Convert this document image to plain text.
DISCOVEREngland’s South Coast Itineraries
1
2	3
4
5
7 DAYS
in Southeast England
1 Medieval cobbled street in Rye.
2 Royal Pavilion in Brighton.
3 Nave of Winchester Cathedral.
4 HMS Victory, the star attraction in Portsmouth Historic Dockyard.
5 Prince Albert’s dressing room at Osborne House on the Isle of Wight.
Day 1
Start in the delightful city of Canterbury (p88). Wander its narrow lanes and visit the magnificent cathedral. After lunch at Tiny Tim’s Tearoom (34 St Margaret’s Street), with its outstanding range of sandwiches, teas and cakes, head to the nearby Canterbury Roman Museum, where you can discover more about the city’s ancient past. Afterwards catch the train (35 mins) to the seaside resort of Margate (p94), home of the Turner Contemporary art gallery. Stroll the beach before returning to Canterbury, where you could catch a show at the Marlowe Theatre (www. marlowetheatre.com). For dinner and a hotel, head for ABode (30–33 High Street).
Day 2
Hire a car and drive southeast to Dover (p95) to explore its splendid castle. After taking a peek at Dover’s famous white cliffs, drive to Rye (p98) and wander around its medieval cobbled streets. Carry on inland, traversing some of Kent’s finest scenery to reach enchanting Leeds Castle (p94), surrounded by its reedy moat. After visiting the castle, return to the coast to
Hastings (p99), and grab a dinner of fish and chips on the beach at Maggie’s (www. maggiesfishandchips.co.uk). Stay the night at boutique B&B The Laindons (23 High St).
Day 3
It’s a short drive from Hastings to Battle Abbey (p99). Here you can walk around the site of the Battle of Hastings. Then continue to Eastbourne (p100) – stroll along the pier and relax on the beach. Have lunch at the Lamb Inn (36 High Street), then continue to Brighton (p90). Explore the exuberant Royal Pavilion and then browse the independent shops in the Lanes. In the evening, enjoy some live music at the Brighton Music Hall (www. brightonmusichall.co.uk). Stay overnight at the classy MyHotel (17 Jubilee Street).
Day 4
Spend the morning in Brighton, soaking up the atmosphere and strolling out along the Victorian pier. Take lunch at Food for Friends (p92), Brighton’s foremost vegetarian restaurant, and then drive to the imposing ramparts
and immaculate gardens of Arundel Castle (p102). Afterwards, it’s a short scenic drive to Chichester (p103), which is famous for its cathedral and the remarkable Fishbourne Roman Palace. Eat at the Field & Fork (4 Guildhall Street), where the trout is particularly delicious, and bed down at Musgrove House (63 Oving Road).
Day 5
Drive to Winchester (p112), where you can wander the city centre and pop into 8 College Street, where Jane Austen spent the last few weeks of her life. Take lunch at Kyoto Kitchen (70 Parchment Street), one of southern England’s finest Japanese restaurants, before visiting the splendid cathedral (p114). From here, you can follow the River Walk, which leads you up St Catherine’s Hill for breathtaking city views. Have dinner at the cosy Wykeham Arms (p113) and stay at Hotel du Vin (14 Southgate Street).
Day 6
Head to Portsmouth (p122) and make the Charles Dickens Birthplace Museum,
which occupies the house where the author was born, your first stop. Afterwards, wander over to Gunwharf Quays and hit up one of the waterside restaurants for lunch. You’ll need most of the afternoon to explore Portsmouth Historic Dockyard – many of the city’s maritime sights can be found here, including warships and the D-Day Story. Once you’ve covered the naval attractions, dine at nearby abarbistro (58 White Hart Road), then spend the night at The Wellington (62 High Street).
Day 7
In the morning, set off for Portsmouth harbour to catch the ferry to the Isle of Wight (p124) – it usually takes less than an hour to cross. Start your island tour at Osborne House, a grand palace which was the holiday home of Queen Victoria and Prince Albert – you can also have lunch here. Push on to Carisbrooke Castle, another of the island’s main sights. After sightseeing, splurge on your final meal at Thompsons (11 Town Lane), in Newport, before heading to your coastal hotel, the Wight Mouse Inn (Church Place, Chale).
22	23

Problem to work on:
Report how many lines include the word "Roman". Give nothing but the number.

Exercise result:
2